*Description of the task*
Output the records exactly. Include every line.

Dataset entries on figures
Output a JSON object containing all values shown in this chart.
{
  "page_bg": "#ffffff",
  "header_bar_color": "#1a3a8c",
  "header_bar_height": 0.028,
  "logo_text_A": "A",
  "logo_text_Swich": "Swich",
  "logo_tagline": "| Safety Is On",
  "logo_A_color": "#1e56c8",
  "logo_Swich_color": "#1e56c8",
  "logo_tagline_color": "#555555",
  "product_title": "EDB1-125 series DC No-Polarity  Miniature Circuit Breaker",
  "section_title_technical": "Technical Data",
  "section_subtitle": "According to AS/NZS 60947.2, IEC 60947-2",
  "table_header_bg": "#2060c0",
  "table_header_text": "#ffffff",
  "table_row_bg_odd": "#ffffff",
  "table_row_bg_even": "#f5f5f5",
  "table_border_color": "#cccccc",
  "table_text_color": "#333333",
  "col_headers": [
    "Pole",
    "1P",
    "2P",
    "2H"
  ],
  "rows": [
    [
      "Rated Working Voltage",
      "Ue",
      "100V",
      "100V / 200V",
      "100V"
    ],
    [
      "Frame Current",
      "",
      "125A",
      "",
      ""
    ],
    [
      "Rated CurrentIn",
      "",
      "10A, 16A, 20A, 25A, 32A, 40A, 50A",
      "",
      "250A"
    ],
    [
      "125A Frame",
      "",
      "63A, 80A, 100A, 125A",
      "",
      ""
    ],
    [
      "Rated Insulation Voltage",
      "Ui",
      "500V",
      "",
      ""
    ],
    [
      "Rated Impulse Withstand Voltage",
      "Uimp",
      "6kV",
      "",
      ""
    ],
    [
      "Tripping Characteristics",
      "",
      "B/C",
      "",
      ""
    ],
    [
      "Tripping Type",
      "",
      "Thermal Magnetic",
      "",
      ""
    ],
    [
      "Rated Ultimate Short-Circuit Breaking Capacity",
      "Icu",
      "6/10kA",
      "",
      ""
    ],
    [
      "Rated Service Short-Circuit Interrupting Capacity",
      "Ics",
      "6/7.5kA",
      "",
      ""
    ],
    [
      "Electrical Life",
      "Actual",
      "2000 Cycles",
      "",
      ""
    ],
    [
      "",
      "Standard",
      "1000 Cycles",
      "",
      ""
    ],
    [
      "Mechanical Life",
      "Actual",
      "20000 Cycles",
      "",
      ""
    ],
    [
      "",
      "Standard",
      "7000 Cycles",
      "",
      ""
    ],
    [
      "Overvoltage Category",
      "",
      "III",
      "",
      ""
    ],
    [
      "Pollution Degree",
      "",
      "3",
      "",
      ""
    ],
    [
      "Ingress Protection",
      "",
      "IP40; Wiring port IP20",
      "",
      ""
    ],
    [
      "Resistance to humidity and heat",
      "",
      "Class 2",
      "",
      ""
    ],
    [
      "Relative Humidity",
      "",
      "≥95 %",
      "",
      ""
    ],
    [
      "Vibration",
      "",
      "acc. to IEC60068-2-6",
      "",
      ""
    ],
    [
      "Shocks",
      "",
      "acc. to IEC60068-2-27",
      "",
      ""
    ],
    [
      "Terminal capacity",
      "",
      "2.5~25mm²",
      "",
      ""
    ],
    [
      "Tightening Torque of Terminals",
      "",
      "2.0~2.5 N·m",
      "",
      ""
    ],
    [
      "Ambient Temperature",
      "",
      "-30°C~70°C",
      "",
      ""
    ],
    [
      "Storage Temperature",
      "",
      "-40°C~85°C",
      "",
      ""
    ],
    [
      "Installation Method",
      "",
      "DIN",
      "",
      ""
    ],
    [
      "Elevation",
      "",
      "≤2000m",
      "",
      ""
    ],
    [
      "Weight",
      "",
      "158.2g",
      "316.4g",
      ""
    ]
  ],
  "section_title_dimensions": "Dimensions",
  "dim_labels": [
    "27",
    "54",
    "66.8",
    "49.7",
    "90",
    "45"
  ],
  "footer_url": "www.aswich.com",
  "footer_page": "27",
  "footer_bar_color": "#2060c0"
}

*The completed task*
Output a JSON object containing all values shown in this chart.
{
  "page_bg": "#ffffff",
  "header_bar_color": "#1a3a8c",
  "header_bar_height": 0.028,
  "logo_text_A": "A",
  "logo_text_Swich": "Swich",
  "logo_tagline": "| Safety Is On",
  "logo_A_color": "#1e56c8",
  "logo_Swich_color": "#1e56c8",
  "logo_tagline_color": "#555555",
  "product_title": "EDB1-125 series DC No-Polarity  Miniature Circuit Breaker",
  "section_title_technical": "Technical Data",
  "section_subtitle": "According to AS/NZS 60947.2, IEC 60947-2",
  "table_header_bg": "#2060c0",
  "table_header_text": "#ffffff",
  "table_row_bg_odd": "#ffffff",
  "table_row_bg_even": "#f5f5f5",
  "table_border_color": "#cccccc",
  "table_text_color": "#333333",
  "col_headers": [
    "Pole",
    "1P",
    "2P",
    "2H"
  ],
  "rows": [
    [
      "Rated Working Voltage",
      "Ue",
      "100V",
      "100V / 200V",
      "100V"
    ],
    [
      "Frame Current",
      "",
      "125A",
      "",
      ""
    ],
    [
      "Rated CurrentIn",
      "",
      "10A, 16A, 20A, 25A, 32A, 40A, 50A",
      "",
      "250A"
    ],
    [
      "125A Frame",
      "",
      "63A, 80A, 100A, 125A",
      "",
      ""
    ],
    [
      "Rated Insulation Voltage",
      "Ui",
      "500V",
      "",
      ""
    ],
    [
      "Rated Impulse Withstand Voltage",
      "Uimp",
      "6kV",
      "",
      ""
    ],
    [
      "Tripping Characteristics",
      "",
      "B/C",
      "",
      ""
    ],
    [
      "Tripping Type",
      "",
      "Thermal Magnetic",
      "",
      ""
    ],
    [
      "Rated Ultimate Short-Circuit Breaking Capacity",
      "Icu",
      "6/10kA",
      "",
      ""
    ],
    [
      "Rated Service Short-Circuit Interrupting Capacity",
      "Ics",
      "6/7.5kA",
      "",
      ""
    ],
    [
      "Electrical Life",
      "Actual",
      "2000 Cycles",
      "",
      ""
    ],
    [
      "",
      "Standard",
      "1000 Cycles",
      "",
      ""
    ],
    [
      "Mechanical Life",
      "Actual",
      "20000 Cycles",
      "",
      ""
    ],
    [
      "",
      "Standard",
      "7000 Cycles",
      "",
      ""
    ],
    [
      "Overvoltage Category",
      "",
      "III",
      "",
      ""
    ],
    [
      "Pollution Degree",
      "",
      "3",
      "",
      ""
    ],
    [
      "Ingress Protection",
      "",
      "IP40; Wiring port IP20",
      "",
      ""
    ],
    [
      "Resistance to humidity and heat",
      "",
      "Class 2",
      "",
      ""
    ],
    [
      "Relative Humidity",
      "",
      "≥95 %",
      "",
      ""
    ],
    [
      "Vibration",
      "",
      "acc. to IEC60068-2-6",
      "",
      ""
    ],
    [
      "Shocks",
      "",
      "acc. to IEC60068-2-27",
      "",
      ""
    ],
    [
      "Terminal capacity",
      "",
      "2.5~25mm²",
      "",
      ""
    ],
    [
      "Tightening Torque of Terminals",
      "",
      "2.0~2.5 N·m",
      "",
      ""
    ],
    [
      "Ambient Temperature",
      "",
      "-30°C~70°C",
      "",
      ""
    ],
    [
      "Storage Temperature",
      "",
      "-40°C~85°C",
      "",
      ""
    ],
    [
      "Installation Method",
      "",
      "DIN",
      "",
      ""
    ],
    [
      "Elevation",
      "",
      "≤2000m",
      "",
      ""
    ],
    [
      "Weight",
      "",
      "158.2g",
      "316.4g",
      ""
    ]
  ],
  "section_title_dimensions": "Dimensions",
  "dim_labels": [
    "27",
    "54",
    "66.8",
    "49.7",
    "90",
    "45"
  ],
  "footer_url": "www.aswich.com",
  "footer_page": "27",
  "footer_bar_color": "#2060c0"
}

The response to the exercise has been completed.